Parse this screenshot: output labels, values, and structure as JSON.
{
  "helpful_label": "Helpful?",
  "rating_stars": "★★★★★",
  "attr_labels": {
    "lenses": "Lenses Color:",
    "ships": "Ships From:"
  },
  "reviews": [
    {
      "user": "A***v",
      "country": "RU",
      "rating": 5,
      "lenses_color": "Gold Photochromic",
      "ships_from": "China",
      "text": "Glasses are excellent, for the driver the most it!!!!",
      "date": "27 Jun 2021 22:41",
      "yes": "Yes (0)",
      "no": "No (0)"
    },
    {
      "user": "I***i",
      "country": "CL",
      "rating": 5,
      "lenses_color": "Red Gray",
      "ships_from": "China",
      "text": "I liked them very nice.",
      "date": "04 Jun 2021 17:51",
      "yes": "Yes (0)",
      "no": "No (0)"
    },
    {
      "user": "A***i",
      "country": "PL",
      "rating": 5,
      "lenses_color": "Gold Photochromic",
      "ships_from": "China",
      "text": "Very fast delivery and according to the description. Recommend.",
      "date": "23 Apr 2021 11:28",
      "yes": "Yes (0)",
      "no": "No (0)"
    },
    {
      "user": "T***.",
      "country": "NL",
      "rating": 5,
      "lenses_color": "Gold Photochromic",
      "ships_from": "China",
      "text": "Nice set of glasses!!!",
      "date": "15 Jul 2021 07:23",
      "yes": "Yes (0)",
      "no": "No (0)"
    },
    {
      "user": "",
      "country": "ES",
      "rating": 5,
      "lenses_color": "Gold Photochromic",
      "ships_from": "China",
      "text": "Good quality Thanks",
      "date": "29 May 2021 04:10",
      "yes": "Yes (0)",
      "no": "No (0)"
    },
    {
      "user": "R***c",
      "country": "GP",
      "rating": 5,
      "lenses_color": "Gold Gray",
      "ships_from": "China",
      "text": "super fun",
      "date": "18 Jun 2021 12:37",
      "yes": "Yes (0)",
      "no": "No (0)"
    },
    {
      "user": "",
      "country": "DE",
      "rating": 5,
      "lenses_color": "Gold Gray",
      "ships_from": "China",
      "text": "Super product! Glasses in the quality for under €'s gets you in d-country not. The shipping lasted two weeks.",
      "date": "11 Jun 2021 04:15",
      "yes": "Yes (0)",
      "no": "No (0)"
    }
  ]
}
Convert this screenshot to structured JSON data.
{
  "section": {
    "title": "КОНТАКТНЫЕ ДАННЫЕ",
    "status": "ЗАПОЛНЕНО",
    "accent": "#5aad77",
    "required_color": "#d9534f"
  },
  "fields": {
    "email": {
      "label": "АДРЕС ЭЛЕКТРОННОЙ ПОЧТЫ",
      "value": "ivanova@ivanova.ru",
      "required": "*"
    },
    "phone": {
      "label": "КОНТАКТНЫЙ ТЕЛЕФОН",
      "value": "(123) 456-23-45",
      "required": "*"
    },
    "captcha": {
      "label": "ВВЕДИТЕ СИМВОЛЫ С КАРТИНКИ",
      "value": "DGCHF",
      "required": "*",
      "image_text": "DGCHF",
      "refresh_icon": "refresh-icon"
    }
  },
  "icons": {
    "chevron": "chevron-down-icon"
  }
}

* * *

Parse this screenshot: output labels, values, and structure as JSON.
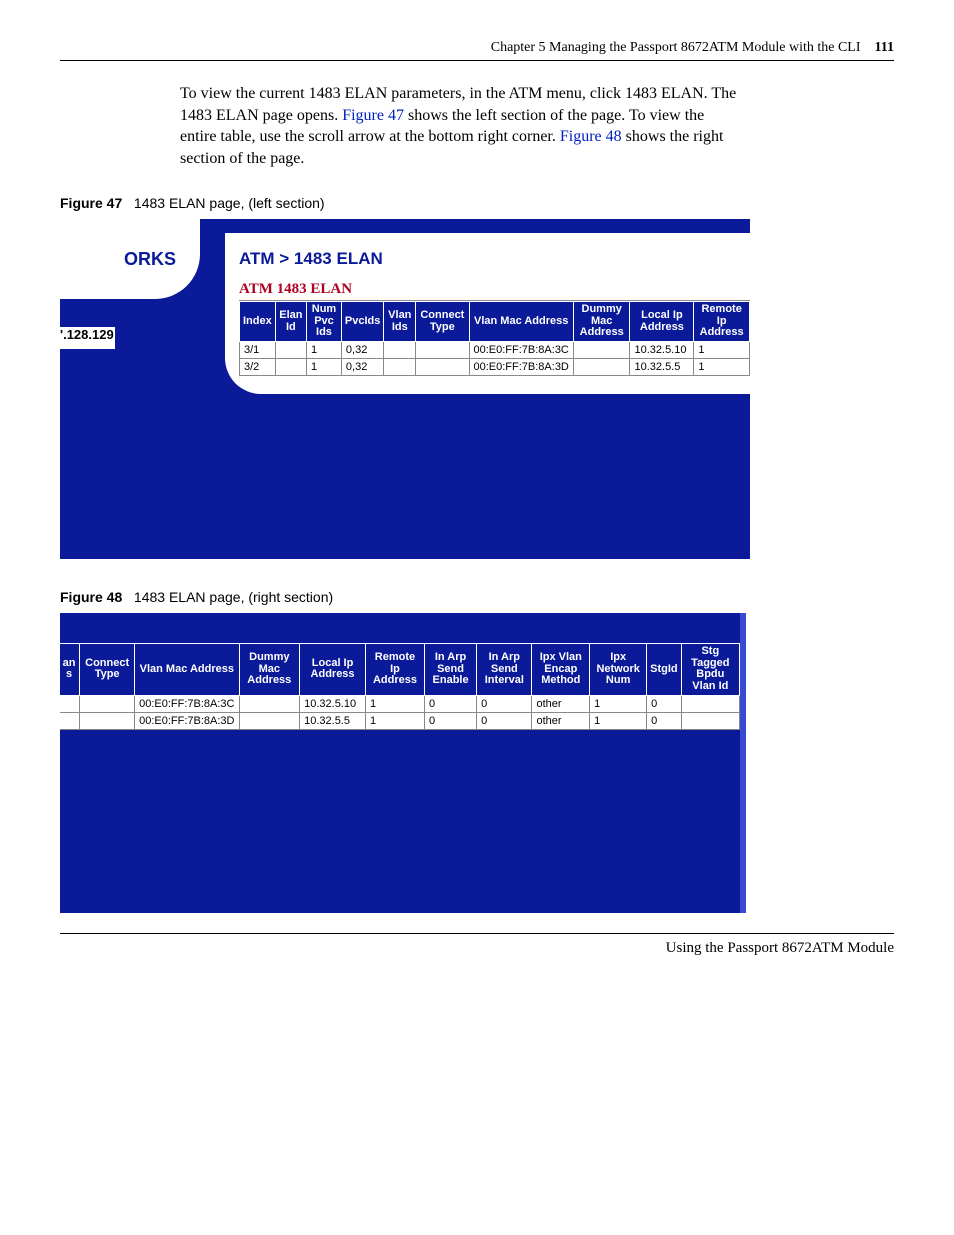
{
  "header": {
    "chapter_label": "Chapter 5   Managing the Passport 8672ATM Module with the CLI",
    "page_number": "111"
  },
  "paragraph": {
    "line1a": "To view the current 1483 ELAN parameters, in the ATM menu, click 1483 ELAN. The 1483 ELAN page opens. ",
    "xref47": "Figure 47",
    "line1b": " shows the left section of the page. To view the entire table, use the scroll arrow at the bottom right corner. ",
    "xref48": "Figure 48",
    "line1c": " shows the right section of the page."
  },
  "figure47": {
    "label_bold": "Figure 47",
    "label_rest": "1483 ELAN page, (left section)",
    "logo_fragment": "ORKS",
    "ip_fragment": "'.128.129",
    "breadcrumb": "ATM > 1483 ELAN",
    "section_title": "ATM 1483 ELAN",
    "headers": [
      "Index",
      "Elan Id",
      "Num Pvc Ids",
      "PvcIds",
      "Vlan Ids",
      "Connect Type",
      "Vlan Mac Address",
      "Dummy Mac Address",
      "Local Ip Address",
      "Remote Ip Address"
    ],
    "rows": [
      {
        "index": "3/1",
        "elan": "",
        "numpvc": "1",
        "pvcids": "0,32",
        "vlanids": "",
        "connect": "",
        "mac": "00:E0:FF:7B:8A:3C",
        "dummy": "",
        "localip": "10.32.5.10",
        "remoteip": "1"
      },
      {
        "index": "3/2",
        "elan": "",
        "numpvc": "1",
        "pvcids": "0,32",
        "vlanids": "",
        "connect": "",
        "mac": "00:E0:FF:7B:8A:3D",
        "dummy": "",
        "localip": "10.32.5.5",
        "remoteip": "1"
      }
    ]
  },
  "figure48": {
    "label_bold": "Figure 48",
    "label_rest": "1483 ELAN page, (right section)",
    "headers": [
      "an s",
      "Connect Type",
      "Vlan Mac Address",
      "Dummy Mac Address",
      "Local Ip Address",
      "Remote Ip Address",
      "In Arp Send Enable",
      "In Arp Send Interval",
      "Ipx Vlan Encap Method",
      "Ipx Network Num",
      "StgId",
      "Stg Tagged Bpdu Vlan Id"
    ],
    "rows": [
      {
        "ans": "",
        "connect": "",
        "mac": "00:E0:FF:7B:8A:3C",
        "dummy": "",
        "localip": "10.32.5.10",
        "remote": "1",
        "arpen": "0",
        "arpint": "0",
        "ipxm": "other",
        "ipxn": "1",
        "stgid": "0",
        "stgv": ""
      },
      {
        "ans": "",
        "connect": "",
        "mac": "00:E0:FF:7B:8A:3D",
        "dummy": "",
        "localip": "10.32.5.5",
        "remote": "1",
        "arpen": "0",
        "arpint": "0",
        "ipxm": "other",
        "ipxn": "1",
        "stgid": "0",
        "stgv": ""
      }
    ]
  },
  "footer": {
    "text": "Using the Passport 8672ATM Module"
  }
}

* * *

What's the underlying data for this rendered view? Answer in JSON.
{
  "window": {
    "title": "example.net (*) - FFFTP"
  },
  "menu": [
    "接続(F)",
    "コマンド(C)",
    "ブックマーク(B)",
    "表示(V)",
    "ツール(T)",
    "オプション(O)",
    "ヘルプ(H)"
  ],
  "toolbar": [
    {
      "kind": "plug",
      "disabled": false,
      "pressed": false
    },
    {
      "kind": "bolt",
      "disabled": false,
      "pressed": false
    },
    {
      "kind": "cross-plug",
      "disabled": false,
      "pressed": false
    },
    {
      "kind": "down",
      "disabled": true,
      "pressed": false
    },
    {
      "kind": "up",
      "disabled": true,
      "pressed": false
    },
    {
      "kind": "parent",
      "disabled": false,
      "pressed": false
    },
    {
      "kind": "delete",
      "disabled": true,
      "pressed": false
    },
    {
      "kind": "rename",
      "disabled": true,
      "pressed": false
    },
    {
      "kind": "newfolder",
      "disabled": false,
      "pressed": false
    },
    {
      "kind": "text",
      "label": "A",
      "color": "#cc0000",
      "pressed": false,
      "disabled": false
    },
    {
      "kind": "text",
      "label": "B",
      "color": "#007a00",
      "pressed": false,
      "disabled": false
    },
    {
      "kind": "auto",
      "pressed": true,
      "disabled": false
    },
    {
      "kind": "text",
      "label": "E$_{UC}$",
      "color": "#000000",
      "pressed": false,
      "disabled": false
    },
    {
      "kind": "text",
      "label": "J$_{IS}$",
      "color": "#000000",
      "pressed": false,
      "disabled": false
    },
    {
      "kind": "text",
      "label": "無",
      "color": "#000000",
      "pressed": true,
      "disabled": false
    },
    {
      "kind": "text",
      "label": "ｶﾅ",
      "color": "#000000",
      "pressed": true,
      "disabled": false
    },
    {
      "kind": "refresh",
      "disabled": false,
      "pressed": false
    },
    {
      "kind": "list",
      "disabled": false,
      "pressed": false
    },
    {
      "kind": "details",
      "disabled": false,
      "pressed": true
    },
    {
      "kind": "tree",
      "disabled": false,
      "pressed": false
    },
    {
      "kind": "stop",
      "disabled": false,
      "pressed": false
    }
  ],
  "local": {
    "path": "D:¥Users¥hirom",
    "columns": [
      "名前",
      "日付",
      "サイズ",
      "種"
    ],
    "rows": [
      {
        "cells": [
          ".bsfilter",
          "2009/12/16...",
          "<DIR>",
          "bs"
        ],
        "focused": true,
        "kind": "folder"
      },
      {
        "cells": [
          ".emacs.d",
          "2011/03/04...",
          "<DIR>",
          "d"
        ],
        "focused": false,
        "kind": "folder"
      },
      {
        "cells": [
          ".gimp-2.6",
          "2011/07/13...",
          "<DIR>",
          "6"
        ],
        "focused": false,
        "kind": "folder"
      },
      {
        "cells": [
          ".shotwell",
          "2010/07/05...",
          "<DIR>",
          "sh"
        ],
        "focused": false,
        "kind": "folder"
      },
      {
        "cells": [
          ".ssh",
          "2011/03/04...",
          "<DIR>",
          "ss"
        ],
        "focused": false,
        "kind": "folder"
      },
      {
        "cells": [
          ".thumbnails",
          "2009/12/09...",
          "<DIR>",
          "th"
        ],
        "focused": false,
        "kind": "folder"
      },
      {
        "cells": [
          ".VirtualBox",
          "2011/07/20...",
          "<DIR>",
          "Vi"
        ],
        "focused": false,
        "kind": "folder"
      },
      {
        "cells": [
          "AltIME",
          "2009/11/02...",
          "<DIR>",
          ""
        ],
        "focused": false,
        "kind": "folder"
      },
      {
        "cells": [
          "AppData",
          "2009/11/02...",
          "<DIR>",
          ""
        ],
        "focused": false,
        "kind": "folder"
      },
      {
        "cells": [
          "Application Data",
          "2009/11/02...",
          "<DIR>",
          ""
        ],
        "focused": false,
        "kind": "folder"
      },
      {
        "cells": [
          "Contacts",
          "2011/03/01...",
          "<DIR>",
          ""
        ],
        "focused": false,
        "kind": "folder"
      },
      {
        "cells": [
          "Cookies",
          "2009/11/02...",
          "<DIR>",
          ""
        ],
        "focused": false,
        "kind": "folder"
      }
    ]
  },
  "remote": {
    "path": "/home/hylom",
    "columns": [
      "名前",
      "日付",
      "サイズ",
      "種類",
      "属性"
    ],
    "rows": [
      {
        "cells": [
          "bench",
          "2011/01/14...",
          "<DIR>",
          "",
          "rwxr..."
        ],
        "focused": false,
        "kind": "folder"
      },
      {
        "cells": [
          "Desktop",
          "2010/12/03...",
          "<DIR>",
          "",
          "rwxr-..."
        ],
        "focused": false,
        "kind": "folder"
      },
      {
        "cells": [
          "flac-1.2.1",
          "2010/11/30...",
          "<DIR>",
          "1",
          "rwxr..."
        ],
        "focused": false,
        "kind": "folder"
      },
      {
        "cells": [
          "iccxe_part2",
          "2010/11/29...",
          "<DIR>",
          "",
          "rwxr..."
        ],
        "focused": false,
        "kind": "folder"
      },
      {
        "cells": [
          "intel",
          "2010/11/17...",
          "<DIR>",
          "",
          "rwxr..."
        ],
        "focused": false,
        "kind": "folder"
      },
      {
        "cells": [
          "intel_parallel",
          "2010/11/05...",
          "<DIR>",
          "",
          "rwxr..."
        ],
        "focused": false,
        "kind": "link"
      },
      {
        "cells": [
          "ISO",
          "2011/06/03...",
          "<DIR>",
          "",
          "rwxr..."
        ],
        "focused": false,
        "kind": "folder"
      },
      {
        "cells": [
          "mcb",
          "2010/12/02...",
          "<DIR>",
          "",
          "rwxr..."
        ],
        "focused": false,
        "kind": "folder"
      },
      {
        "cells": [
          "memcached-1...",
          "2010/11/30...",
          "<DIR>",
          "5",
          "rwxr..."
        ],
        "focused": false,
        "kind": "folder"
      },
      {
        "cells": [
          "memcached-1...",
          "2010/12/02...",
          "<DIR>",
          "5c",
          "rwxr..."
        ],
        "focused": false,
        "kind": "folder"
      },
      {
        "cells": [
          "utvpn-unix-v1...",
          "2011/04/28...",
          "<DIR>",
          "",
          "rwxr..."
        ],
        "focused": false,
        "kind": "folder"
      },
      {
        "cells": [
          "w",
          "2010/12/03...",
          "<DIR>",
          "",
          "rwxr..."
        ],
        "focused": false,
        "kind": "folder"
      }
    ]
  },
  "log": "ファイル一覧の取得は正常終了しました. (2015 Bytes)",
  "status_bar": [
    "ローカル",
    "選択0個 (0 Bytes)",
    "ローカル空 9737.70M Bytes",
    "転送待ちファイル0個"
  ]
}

Job.
Of the lines in the material, how many hold the word "Passport"? Reply with the number only.

Expected answer.
2